EXERCISE DESCRIPTION> Write every line of the material out exactly as shown.

******************************

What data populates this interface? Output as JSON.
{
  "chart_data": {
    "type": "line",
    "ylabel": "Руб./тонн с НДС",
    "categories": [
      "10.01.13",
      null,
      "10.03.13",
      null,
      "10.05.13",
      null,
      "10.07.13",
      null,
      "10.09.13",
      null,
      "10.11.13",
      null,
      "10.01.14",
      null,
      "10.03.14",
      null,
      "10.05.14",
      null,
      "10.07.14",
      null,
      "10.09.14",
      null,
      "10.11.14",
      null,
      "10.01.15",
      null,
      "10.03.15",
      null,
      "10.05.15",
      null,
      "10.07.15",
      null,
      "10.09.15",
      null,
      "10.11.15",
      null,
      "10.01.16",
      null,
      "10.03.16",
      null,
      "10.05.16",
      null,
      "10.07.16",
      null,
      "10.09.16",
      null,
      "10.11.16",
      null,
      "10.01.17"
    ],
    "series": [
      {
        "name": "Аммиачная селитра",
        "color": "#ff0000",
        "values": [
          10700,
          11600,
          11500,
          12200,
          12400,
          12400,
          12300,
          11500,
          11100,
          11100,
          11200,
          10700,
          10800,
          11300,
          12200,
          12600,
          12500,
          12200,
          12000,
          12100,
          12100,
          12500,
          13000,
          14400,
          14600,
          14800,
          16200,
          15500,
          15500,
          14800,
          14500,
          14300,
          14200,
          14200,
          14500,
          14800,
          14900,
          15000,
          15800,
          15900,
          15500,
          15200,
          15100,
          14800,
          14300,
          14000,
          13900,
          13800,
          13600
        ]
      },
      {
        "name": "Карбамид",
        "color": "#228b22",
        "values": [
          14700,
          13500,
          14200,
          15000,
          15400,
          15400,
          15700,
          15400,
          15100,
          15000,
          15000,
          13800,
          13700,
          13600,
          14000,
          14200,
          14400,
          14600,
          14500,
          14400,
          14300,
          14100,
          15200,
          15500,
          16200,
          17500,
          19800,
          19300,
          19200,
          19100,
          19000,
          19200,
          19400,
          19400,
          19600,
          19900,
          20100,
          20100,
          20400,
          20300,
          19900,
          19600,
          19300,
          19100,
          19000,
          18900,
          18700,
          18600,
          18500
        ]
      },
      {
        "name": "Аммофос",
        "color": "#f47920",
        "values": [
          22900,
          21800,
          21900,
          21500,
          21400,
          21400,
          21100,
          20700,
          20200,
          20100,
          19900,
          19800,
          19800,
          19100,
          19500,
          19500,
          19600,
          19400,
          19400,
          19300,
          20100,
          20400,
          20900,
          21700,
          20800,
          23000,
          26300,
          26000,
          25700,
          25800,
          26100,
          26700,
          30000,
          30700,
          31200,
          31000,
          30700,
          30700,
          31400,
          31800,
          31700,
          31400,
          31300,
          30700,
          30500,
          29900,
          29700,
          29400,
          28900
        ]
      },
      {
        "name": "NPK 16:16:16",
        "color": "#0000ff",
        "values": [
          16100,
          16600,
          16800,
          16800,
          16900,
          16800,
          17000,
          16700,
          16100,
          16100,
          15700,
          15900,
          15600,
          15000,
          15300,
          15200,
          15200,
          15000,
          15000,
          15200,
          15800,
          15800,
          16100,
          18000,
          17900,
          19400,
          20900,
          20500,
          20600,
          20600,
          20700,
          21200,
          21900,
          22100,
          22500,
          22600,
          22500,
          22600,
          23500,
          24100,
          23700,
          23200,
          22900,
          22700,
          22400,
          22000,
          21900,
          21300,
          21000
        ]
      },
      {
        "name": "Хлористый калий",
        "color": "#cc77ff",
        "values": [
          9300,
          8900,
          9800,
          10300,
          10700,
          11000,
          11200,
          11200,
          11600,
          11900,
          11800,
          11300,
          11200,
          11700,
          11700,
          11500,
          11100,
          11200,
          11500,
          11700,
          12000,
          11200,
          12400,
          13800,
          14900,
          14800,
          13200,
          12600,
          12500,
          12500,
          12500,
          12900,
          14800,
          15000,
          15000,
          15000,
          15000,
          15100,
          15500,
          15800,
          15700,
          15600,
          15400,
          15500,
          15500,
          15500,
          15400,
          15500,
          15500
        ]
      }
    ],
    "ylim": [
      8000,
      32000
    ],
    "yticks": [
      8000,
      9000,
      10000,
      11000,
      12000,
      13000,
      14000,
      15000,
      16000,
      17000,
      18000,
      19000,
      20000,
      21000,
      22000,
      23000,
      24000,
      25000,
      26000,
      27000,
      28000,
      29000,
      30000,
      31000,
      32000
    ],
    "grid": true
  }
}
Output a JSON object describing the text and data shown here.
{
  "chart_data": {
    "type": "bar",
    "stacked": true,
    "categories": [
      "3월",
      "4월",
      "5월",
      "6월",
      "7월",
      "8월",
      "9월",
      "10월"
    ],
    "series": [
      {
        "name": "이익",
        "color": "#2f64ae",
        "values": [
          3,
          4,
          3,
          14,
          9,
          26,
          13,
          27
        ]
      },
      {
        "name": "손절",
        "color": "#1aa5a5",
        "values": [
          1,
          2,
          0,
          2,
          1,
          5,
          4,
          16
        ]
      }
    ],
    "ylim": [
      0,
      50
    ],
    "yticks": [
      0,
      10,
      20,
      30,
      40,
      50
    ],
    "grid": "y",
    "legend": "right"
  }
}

******************************

WRITTEN RESPONSE>
What data populates this interface? Output as JSON.
{
  "chart_data": {
    "type": "line",
    "ylabel": "Руб./тонн с НДС",
    "categories": [
      "10.01.13",
      null,
      "10.03.13",
      null,
      "10.05.13",
      null,
      "10.07.13",
      null,
      "10.09.13",
      null,
      "10.11.13",
      null,
      "10.01.14",
      null,
      "10.03.14",
      null,
      "10.05.14",
      null,
      "10.07.14",
      null,
      "10.09.14",
      null,
      "10.11.14",
      null,
      "10.01.15",
      null,
      "10.03.15",
      null,
      "10.05.15",
      null,
      "10.07.15",
      null,
      "10.09.15",
      null,
      "10.11.15",
      null,
      "10.01.16",
      null,
      "10.03.16",
      null,
      "10.05.16",
      null,
      "10.07.16",
      null,
      "10.09.16",
      null,
      "10.11.16",
      null,
      "10.01.17"
    ],
    "series": [
      {
        "name": "Аммиачная селитра",
        "color": "#ff0000",
        "values": [
          10700,
          11600,
          11500,
          12200,
          12400,
          12400,
          12300,
          11500,
          11100,
          11100,
          11200,
          10700,
          10800,
          11300,
          12200,
          12600,
          12500,
          12200,
          12000,
          12100,
          12100,
          12500,
          13000,
          14400,
          14600,
          14800,
          16200,
          15500,
          15500,
          14800,
          14500,
          14300,
          14200,
          14200,
          14500,
          14800,
          14900,
          15000,
          15800,
          15900,
          15500,
          15200,
          15100,
          14800,
          14300,
          14000,
          13900,
          13800,
          13600
        ]
      },
      {
        "name": "Карбамид",
        "color": "#228b22",
        "values": [
          14700,
          13500,
          14200,
          15000,
          15400,
          15400,
          15700,
          15400,
          15100,
          15000,
          15000,
          13800,
          13700,
          13600,
          14000,
          14200,
          14400,
          14600,
          14500,
          14400,
          14300,
          14100,
          15200,
          15500,
          16200,
          17500,
          19800,
          19300,
          19200,
          19100,
          19000,
          19200,
          19400,
          19400,
          19600,
          19900,
          20100,
          20100,
          20400,
          20300,
          19900,
          19600,
          19300,
          19100,
          19000,
          18900,
          18700,
          18600,
          18500
        ]
      },
      {
        "name": "Аммофос",
        "color": "#f47920",
        "values": [
          22900,
          21800,
          21900,
          21500,
          21400,
          21400,
          21100,
          20700,
          20200,
          20100,
          19900,
          19800,
          19800,
          19100,
          19500,
          19500,
          19600,
          19400,
          19400,
          19300,
          20100,
          20400,
          20900,
          21700,
          20800,
          23000,
          26300,
          26000,
          25700,
          25800,
          26100,
          26700,
          30000,
          30700,
          31200,
          31000,
          30700,
          30700,
          31400,
          31800,
          31700,
          31400,
          31300,
          30700,
          30500,
          29900,
          29700,
          29400,
          28900
        ]
      },
      {
        "name": "NPK 16:16:16",
        "color": "#0000ff",
        "values": [
          16100,
          16600,
          16800,
          16800,
          16900,
          16800,
          17000,
          16700,
          16100,
          16100,
          15700,
          15900,
          15600,
          15000,
          15300,
          15200,
          15200,
          15000,
          15000,
          15200,
          15800,
          15800,
          16100,
          18000,
          17900,
          19400,
          20900,
          20500,
          20600,
          20600,
          20700,
          21200,
          21900,
          22100,
          22500,
          22600,
          22500,
          22600,
          23500,
          24100,
          23700,
          23200,
          22900,
          22700,
          22400,
          22000,
          21900,
          21300,
          21000
        ]
      },
      {
        "name": "Хлористый калий",
        "color": "#cc77ff",
        "values": [
          9300,
          8900,
          9800,
          10300,
          10700,
          11000,
          11200,
          11200,
          11600,
          11900,
          11800,
          11300,
          11200,
          11700,
          11700,
          11500,
          11100,
          11200,
          11500,
          11700,
          12000,
          11200,
          12400,
          13800,
          14900,
          14800,
          13200,
          12600,
          12500,
          12500,
          12500,
          12900,
          14800,
          15000,
          15000,
          15000,
          15000,
          15100,
          15500,
          15800,
          15700,
          15600,
          15400,
          15500,
          15500,
          15500,
          15400,
          15500,
          15500
        ]
      }
    ],
    "ylim": [
      8000,
      32000
    ],
    "yticks": [
      8000,
      9000,
      10000,
      11000,
      12000,
      13000,
      14000,
      15000,
      16000,
      17000,
      18000,
      19000,
      20000,
      21000,
      22000,
      23000,
      24000,
      25000,
      26000,
      27000,
      28000,
      29000,
      30000,
      31000,
      32000
    ],
    "grid": true
  }
}
Output a JSON object describing the text and data shown here.
{
  "chart_data": {
    "type": "bar",
    "stacked": true,
    "categories": [
      "3월",
      "4월",
      "5월",
      "6월",
      "7월",
      "8월",
      "9월",
      "10월"
    ],
    "series": [
      {
        "name": "이익",
        "color": "#2f64ae",
        "values": [
          3,
          4,
          3,
          14,
          9,
          26,
          13,
          27
        ]
      },
      {
        "name": "손절",
        "color": "#1aa5a5",
        "values": [
          1,
          2,
          0,
          2,
          1,
          5,
          4,
          16
        ]
      }
    ],
    "ylim": [
      0,
      50
    ],
    "yticks": [
      0,
      10,
      20,
      30,
      40,
      50
    ],
    "grid": "y",
    "legend": "right"
  }
}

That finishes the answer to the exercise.